## begin Data to process

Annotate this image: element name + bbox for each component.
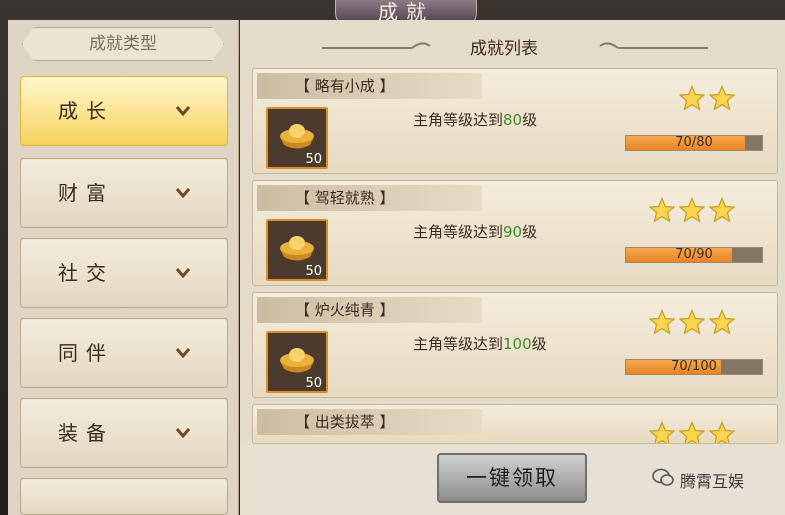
- progress-bar: 70/90: [625, 247, 763, 263]
- star-icon: [708, 84, 736, 111]
- category-more[interactable]: [20, 478, 228, 515]
- category-label: 社交: [58, 261, 114, 285]
- category-social[interactable]: 社交: [20, 238, 228, 308]
- desc-prefix: 主角等级达到: [413, 111, 504, 129]
- category-label: 财富: [58, 181, 114, 205]
- chevron-down-icon: [175, 106, 191, 117]
- chevron-down-icon: [175, 268, 191, 279]
- reward-count: 50: [305, 264, 322, 279]
- category-equipment[interactable]: 装备: [20, 398, 228, 468]
- category-label: 装备: [58, 421, 114, 445]
- star-icon: [678, 308, 706, 335]
- star-icon: [648, 308, 676, 335]
- star-icon: [708, 420, 736, 443]
- progress-bar: 70/80: [625, 135, 763, 151]
- list-title: 成就列表: [470, 39, 538, 59]
- achievement-desc: 主角等级达到100级: [413, 333, 547, 354]
- category-label: 成长: [58, 99, 114, 123]
- star-icon: [678, 84, 706, 111]
- target-level: 80: [503, 111, 523, 129]
- reward-item[interactable]: 50: [266, 331, 328, 393]
- wechat-icon: [652, 468, 674, 486]
- chevron-down-icon: [175, 428, 191, 439]
- category-growth[interactable]: 成长: [20, 76, 228, 146]
- achievement-name: 【 炉火纯青 】: [257, 297, 482, 323]
- reward-item[interactable]: 50: [266, 107, 328, 169]
- achievement-card: 【 炉火纯青 】 50 主角等级达到100级 70/100: [252, 292, 778, 398]
- achievement-card: 【 略有小成 】 50 主角等级达到80级 70/80: [252, 68, 778, 174]
- title-ornament-left: [322, 42, 431, 49]
- achievement-card: 【 出类拔萃 】: [252, 404, 778, 444]
- category-header: 成就类型: [22, 27, 224, 61]
- achievement-name: 【 略有小成 】: [257, 73, 482, 99]
- desc-suffix: 级: [522, 111, 538, 129]
- chevron-down-icon: [175, 188, 191, 199]
- title-ornament-right: [599, 42, 708, 49]
- star-rating: [645, 308, 736, 335]
- star-icon: [708, 308, 736, 335]
- progress-text: 70/90: [675, 247, 713, 262]
- star-icon: [678, 420, 706, 443]
- desc-prefix: 主角等级达到: [413, 335, 504, 353]
- progress-text: 70/80: [675, 135, 713, 150]
- star-rating: [645, 420, 736, 443]
- desc-suffix: 级: [531, 335, 547, 353]
- chevron-down-icon: [175, 348, 191, 359]
- category-wealth[interactable]: 财富: [20, 158, 228, 228]
- reward-item[interactable]: 50: [266, 219, 328, 281]
- achievement-desc: 主角等级达到90级: [413, 221, 537, 242]
- achievement-name: 【 出类拔萃 】: [257, 409, 482, 435]
- achievement-card: 【 驾轻就熟 】 50 主角等级达到90级 70/90: [252, 180, 778, 286]
- progress-bar: 70/100: [625, 359, 763, 375]
- target-level: 90: [503, 223, 523, 241]
- category-companion[interactable]: 同伴: [20, 318, 228, 388]
- claim-all-button[interactable]: 一键领取: [437, 453, 587, 503]
- star-icon: [678, 196, 706, 223]
- star-rating: [645, 196, 736, 223]
- reward-count: 50: [305, 376, 322, 391]
- star-rating: [675, 84, 736, 111]
- watermark: 腾霄互娱: [680, 472, 745, 491]
- star-icon: [648, 420, 676, 443]
- target-level: 100: [503, 335, 532, 353]
- achievement-desc: 主角等级达到80级: [413, 109, 537, 130]
- desc-suffix: 级: [522, 223, 538, 241]
- progress-text: 70/100: [671, 359, 717, 374]
- reward-count: 50: [305, 152, 322, 167]
- star-icon: [648, 196, 676, 223]
- achievement-name: 【 驾轻就熟 】: [257, 185, 482, 211]
- category-label: 同伴: [58, 341, 114, 365]
- star-icon: [708, 196, 736, 223]
- desc-prefix: 主角等级达到: [413, 223, 504, 241]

## end Data to process

**Instructions to follow:**
Reproduce the data above line for line, leaving out the picture.

**Solved exercise:**
Annotate this image: element name + bbox for each component.
- progress-bar: 70/90: [625, 247, 763, 263]
- star-icon: [708, 84, 736, 111]
- category-more[interactable]: [20, 478, 228, 515]
- category-label: 社交: [58, 261, 114, 285]
- category-social[interactable]: 社交: [20, 238, 228, 308]
- desc-prefix: 主角等级达到: [413, 111, 504, 129]
- category-label: 财富: [58, 181, 114, 205]
- chevron-down-icon: [175, 106, 191, 117]
- chevron-down-icon: [175, 268, 191, 279]
- reward-count: 50: [305, 264, 322, 279]
- category-equipment[interactable]: 装备: [20, 398, 228, 468]
- category-label: 装备: [58, 421, 114, 445]
- star-icon: [678, 308, 706, 335]
- star-icon: [648, 308, 676, 335]
- star-icon: [708, 420, 736, 443]
- progress-bar: 70/80: [625, 135, 763, 151]
- list-title: 成就列表: [470, 39, 538, 59]
- achievement-desc: 主角等级达到100级: [413, 333, 547, 354]
- category-label: 成长: [58, 99, 114, 123]
- star-icon: [678, 84, 706, 111]
- target-level: 80: [503, 111, 523, 129]
- reward-item[interactable]: 50: [266, 331, 328, 393]
- wechat-icon: [652, 468, 674, 486]
- chevron-down-icon: [175, 428, 191, 439]
- category-growth[interactable]: 成长: [20, 76, 228, 146]
- achievement-name: 【 炉火纯青 】: [257, 297, 482, 323]
- reward-item[interactable]: 50: [266, 107, 328, 169]
- achievement-card: 【 炉火纯青 】 50 主角等级达到100级 70/100: [252, 292, 778, 398]
- achievement-card: 【 略有小成 】 50 主角等级达到80级 70/80: [252, 68, 778, 174]
- title-ornament-left: [322, 42, 431, 49]
- achievement-card: 【 出类拔萃 】: [252, 404, 778, 444]
- category-header: 成就类型: [22, 27, 224, 61]
- achievement-name: 【 略有小成 】: [257, 73, 482, 99]
- desc-suffix: 级: [522, 111, 538, 129]
- chevron-down-icon: [175, 188, 191, 199]
- title-ornament-right: [599, 42, 708, 49]
- star-rating: [645, 308, 736, 335]
- star-icon: [708, 308, 736, 335]
- progress-text: 70/90: [675, 247, 713, 262]
- star-icon: [678, 420, 706, 443]
- desc-prefix: 主角等级达到: [413, 335, 504, 353]
- progress-text: 70/80: [675, 135, 713, 150]
- star-rating: [645, 420, 736, 443]
- desc-suffix: 级: [531, 335, 547, 353]
- chevron-down-icon: [175, 348, 191, 359]
- category-wealth[interactable]: 财富: [20, 158, 228, 228]
- reward-item[interactable]: 50: [266, 219, 328, 281]
- achievement-desc: 主角等级达到90级: [413, 221, 537, 242]
- achievement-name: 【 出类拔萃 】: [257, 409, 482, 435]
- achievement-card: 【 驾轻就熟 】 50 主角等级达到90级 70/90: [252, 180, 778, 286]
- progress-bar: 70/100: [625, 359, 763, 375]
- target-level: 90: [503, 223, 523, 241]
- category-companion[interactable]: 同伴: [20, 318, 228, 388]
- claim-all-button[interactable]: 一键领取: [437, 453, 587, 503]
- star-icon: [678, 196, 706, 223]
- star-rating: [645, 196, 736, 223]
- reward-count: 50: [305, 376, 322, 391]
- star-rating: [675, 84, 736, 111]
- watermark: 腾霄互娱: [680, 472, 745, 491]
- star-icon: [648, 420, 676, 443]
- target-level: 100: [503, 335, 532, 353]
- achievement-desc: 主角等级达到80级: [413, 109, 537, 130]
- desc-suffix: 级: [522, 223, 538, 241]
- progress-text: 70/100: [671, 359, 717, 374]
- reward-count: 50: [305, 152, 322, 167]
- star-icon: [648, 196, 676, 223]
- achievement-name: 【 驾轻就熟 】: [257, 185, 482, 211]
- category-label: 同伴: [58, 341, 114, 365]
- star-icon: [708, 196, 736, 223]
- desc-prefix: 主角等级达到: [413, 223, 504, 241]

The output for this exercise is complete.